### [PROBLEM TO SOLVE]
Output the full material exactly as it appears here.

### [RAW RECORDS]
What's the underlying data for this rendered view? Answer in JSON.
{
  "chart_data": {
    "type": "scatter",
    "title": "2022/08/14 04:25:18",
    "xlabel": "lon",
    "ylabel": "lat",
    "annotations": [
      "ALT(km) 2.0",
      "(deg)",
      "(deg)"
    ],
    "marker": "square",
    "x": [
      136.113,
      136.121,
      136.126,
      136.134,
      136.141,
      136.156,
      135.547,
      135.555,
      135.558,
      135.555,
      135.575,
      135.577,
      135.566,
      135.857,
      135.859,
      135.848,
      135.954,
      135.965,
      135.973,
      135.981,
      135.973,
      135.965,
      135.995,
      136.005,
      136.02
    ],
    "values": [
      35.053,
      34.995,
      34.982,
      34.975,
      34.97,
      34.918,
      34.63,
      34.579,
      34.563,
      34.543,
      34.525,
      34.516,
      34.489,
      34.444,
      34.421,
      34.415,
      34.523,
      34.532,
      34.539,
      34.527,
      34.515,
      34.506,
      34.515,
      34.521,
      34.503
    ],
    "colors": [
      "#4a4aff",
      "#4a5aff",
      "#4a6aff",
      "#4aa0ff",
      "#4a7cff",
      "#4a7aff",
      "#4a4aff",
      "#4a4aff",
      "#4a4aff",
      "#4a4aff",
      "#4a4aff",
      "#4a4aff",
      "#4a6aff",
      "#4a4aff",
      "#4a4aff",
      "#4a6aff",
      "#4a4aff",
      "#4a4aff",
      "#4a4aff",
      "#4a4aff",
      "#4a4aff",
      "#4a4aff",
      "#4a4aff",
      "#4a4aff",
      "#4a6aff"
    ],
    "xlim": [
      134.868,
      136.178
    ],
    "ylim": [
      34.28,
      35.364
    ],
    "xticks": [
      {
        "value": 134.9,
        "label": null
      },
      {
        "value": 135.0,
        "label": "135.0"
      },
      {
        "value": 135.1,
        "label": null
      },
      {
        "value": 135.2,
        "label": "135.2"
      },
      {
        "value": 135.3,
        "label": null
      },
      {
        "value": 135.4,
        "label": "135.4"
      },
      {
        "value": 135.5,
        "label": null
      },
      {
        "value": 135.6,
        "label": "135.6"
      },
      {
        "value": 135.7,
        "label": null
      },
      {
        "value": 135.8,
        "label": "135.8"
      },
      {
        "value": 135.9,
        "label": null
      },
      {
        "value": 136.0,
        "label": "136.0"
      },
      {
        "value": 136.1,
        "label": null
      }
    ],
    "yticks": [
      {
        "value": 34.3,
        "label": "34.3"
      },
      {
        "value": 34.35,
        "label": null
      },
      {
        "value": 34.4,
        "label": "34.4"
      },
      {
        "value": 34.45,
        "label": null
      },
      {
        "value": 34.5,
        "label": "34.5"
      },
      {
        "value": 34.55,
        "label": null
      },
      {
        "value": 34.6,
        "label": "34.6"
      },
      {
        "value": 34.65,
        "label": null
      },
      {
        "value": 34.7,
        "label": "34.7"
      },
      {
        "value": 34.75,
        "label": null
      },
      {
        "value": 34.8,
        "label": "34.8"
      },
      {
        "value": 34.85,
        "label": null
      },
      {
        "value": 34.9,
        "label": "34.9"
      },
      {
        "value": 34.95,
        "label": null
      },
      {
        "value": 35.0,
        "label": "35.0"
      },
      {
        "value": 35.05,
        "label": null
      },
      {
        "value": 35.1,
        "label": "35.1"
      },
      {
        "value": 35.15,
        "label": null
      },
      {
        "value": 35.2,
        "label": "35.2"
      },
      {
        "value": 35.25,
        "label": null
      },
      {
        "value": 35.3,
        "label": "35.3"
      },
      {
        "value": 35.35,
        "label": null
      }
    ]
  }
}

### [WRITTEN REPLY]
What's the underlying data for this rendered view? Answer in JSON.
{
  "chart_data": {
    "type": "scatter",
    "title": "2022/08/14 04:25:18",
    "xlabel": "lon",
    "ylabel": "lat",
    "annotations": [
      "ALT(km) 2.0",
      "(deg)",
      "(deg)"
    ],
    "marker": "square",
    "x": [
      136.113,
      136.121,
      136.126,
      136.134,
      136.141,
      136.156,
      135.547,
      135.555,
      135.558,
      135.555,
      135.575,
      135.577,
      135.566,
      135.857,
      135.859,
      135.848,
      135.954,
      135.965,
      135.973,
      135.981,
      135.973,
      135.965,
      135.995,
      136.005,
      136.02
    ],
    "values": [
      35.053,
      34.995,
      34.982,
      34.975,
      34.97,
      34.918,
      34.63,
      34.579,
      34.563,
      34.543,
      34.525,
      34.516,
      34.489,
      34.444,
      34.421,
      34.415,
      34.523,
      34.532,
      34.539,
      34.527,
      34.515,
      34.506,
      34.515,
      34.521,
      34.503
    ],
    "colors": [
      "#4a4aff",
      "#4a5aff",
      "#4a6aff",
      "#4aa0ff",
      "#4a7cff",
      "#4a7aff",
      "#4a4aff",
      "#4a4aff",
      "#4a4aff",
      "#4a4aff",
      "#4a4aff",
      "#4a4aff",
      "#4a6aff",
      "#4a4aff",
      "#4a4aff",
      "#4a6aff",
      "#4a4aff",
      "#4a4aff",
      "#4a4aff",
      "#4a4aff",
      "#4a4aff",
      "#4a4aff",
      "#4a4aff",
      "#4a4aff",
      "#4a6aff"
    ],
    "xlim": [
      134.868,
      136.178
    ],
    "ylim": [
      34.28,
      35.364
    ],
    "xticks": [
      {
        "value": 134.9,
        "label": null
      },
      {
        "value": 135.0,
        "label": "135.0"
      },
      {
        "value": 135.1,
        "label": null
      },
      {
        "value": 135.2,
        "label": "135.2"
      },
      {
        "value": 135.3,
        "label": null
      },
      {
        "value": 135.4,
        "label": "135.4"
      },
      {
        "value": 135.5,
        "label": null
      },
      {
        "value": 135.6,
        "label": "135.6"
      },
      {
        "value": 135.7,
        "label": null
      },
      {
        "value": 135.8,
        "label": "135.8"
      },
      {
        "value": 135.9,
        "label": null
      },
      {
        "value": 136.0,
        "label": "136.0"
      },
      {
        "value": 136.1,
        "label": null
      }
    ],
    "yticks": [
      {
        "value": 34.3,
        "label": "34.3"
      },
      {
        "value": 34.35,
        "label": null
      },
      {
        "value": 34.4,
        "label": "34.4"
      },
      {
        "value": 34.45,
        "label": null
      },
      {
        "value": 34.5,
        "label": "34.5"
      },
      {
        "value": 34.55,
        "label": null
      },
      {
        "value": 34.6,
        "label": "34.6"
      },
      {
        "value": 34.65,
        "label": null
      },
      {
        "value": 34.7,
        "label": "34.7"
      },
      {
        "value": 34.75,
        "label": null
      },
      {
        "value": 34.8,
        "label": "34.8"
      },
      {
        "value": 34.85,
        "label": null
      },
      {
        "value": 34.9,
        "label": "34.9"
      },
      {
        "value": 34.95,
        "label": null
      },
      {
        "value": 35.0,
        "label": "35.0"
      },
      {
        "value": 35.05,
        "label": null
      },
      {
        "value": 35.1,
        "label": "35.1"
      },
      {
        "value": 35.15,
        "label": null
      },
      {
        "value": 35.2,
        "label": "35.2"
      },
      {
        "value": 35.25,
        "label": null
      },
      {
        "value": 35.3,
        "label": "35.3"
      },
      {
        "value": 35.35,
        "label": null
      }
    ]
  }
}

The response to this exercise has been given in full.